**INSTRUCTION:**
Output each line of the material exactly as it stands.

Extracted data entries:
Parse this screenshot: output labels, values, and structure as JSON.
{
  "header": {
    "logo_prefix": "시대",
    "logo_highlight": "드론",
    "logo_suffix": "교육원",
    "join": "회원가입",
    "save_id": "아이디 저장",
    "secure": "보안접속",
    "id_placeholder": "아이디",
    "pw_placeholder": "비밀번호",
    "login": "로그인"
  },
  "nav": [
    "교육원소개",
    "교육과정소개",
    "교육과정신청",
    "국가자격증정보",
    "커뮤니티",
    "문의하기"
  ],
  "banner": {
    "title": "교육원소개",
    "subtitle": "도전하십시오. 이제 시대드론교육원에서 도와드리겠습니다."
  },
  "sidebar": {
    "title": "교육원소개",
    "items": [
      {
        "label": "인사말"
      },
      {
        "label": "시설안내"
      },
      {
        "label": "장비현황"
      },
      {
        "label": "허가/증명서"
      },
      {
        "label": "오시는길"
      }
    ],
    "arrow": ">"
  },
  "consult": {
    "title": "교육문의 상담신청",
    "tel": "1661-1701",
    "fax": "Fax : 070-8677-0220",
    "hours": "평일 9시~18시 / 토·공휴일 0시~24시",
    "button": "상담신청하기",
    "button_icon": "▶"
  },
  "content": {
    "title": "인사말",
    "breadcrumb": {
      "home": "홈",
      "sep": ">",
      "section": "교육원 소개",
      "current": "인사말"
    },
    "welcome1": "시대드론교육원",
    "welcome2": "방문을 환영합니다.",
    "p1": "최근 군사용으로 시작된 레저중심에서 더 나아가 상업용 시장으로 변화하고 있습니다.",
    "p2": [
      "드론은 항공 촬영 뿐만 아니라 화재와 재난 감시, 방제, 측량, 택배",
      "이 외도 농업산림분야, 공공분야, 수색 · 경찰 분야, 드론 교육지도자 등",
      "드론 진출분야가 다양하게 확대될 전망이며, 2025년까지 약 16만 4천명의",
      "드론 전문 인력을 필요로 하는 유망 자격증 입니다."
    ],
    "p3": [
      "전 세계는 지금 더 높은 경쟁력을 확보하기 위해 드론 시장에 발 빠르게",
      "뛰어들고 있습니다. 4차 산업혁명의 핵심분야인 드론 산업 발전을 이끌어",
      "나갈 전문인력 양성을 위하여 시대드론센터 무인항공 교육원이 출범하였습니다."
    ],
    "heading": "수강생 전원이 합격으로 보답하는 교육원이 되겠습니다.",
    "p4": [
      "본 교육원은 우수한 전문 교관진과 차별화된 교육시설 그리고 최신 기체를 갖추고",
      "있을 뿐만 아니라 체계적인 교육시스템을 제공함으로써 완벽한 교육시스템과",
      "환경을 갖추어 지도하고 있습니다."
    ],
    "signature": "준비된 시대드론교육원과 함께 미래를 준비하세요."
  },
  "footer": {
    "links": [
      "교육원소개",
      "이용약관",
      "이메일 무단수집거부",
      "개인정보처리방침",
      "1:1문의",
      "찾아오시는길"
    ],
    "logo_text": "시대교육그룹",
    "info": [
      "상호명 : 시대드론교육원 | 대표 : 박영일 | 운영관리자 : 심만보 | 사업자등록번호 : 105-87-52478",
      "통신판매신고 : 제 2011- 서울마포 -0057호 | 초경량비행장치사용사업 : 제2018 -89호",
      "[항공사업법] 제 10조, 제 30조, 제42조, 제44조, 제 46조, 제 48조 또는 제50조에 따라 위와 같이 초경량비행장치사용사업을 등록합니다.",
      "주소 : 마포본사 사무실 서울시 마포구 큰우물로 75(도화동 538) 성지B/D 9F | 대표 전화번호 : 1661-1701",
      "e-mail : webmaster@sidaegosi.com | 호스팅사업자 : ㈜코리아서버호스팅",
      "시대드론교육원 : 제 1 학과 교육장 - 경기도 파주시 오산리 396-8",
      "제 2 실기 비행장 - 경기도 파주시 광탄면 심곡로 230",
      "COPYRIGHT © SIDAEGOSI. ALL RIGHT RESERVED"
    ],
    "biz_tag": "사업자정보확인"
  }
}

**ANSWER TO THE EXERCISE:**
Parse this screenshot: output labels, values, and structure as JSON.
{
  "header": {
    "logo_prefix": "시대",
    "logo_highlight": "드론",
    "logo_suffix": "교육원",
    "join": "회원가입",
    "save_id": "아이디 저장",
    "secure": "보안접속",
    "id_placeholder": "아이디",
    "pw_placeholder": "비밀번호",
    "login": "로그인"
  },
  "nav": [
    "교육원소개",
    "교육과정소개",
    "교육과정신청",
    "국가자격증정보",
    "커뮤니티",
    "문의하기"
  ],
  "banner": {
    "title": "교육원소개",
    "subtitle": "도전하십시오. 이제 시대드론교육원에서 도와드리겠습니다."
  },
  "sidebar": {
    "title": "교육원소개",
    "items": [
      {
        "label": "인사말"
      },
      {
        "label": "시설안내"
      },
      {
        "label": "장비현황"
      },
      {
        "label": "허가/증명서"
      },
      {
        "label": "오시는길"
      }
    ],
    "arrow": ">"
  },
  "consult": {
    "title": "교육문의 상담신청",
    "tel": "1661-1701",
    "fax": "Fax : 070-8677-0220",
    "hours": "평일 9시~18시 / 토·공휴일 0시~24시",
    "button": "상담신청하기",
    "button_icon": "▶"
  },
  "content": {
    "title": "인사말",
    "breadcrumb": {
      "home": "홈",
      "sep": ">",
      "section": "교육원 소개",
      "current": "인사말"
    },
    "welcome1": "시대드론교육원",
    "welcome2": "방문을 환영합니다.",
    "p1": "최근 군사용으로 시작된 레저중심에서 더 나아가 상업용 시장으로 변화하고 있습니다.",
    "p2": [
      "드론은 항공 촬영 뿐만 아니라 화재와 재난 감시, 방제, 측량, 택배",
      "이 외도 농업산림분야, 공공분야, 수색 · 경찰 분야, 드론 교육지도자 등",
      "드론 진출분야가 다양하게 확대될 전망이며, 2025년까지 약 16만 4천명의",
      "드론 전문 인력을 필요로 하는 유망 자격증 입니다."
    ],
    "p3": [
      "전 세계는 지금 더 높은 경쟁력을 확보하기 위해 드론 시장에 발 빠르게",
      "뛰어들고 있습니다. 4차 산업혁명의 핵심분야인 드론 산업 발전을 이끌어",
      "나갈 전문인력 양성을 위하여 시대드론센터 무인항공 교육원이 출범하였습니다."
    ],
    "heading": "수강생 전원이 합격으로 보답하는 교육원이 되겠습니다.",
    "p4": [
      "본 교육원은 우수한 전문 교관진과 차별화된 교육시설 그리고 최신 기체를 갖추고",
      "있을 뿐만 아니라 체계적인 교육시스템을 제공함으로써 완벽한 교육시스템과",
      "환경을 갖추어 지도하고 있습니다."
    ],
    "signature": "준비된 시대드론교육원과 함께 미래를 준비하세요."
  },
  "footer": {
    "links": [
      "교육원소개",
      "이용약관",
      "이메일 무단수집거부",
      "개인정보처리방침",
      "1:1문의",
      "찾아오시는길"
    ],
    "logo_text": "시대교육그룹",
    "info": [
      "상호명 : 시대드론교육원 | 대표 : 박영일 | 운영관리자 : 심만보 | 사업자등록번호 : 105-87-52478",
      "통신판매신고 : 제 2011- 서울마포 -0057호 | 초경량비행장치사용사업 : 제2018 -89호",
      "[항공사업법] 제 10조, 제 30조, 제42조, 제44조, 제 46조, 제 48조 또는 제50조에 따라 위와 같이 초경량비행장치사용사업을 등록합니다.",
      "주소 : 마포본사 사무실 서울시 마포구 큰우물로 75(도화동 538) 성지B/D 9F | 대표 전화번호 : 1661-1701",
      "e-mail : webmaster@sidaegosi.com | 호스팅사업자 : ㈜코리아서버호스팅",
      "시대드론교육원 : 제 1 학과 교육장 - 경기도 파주시 오산리 396-8",
      "제 2 실기 비행장 - 경기도 파주시 광탄면 심곡로 230",
      "COPYRIGHT © SIDAEGOSI. ALL RIGHT RESERVED"
    ],
    "biz_tag": "사업자정보확인"
  }
}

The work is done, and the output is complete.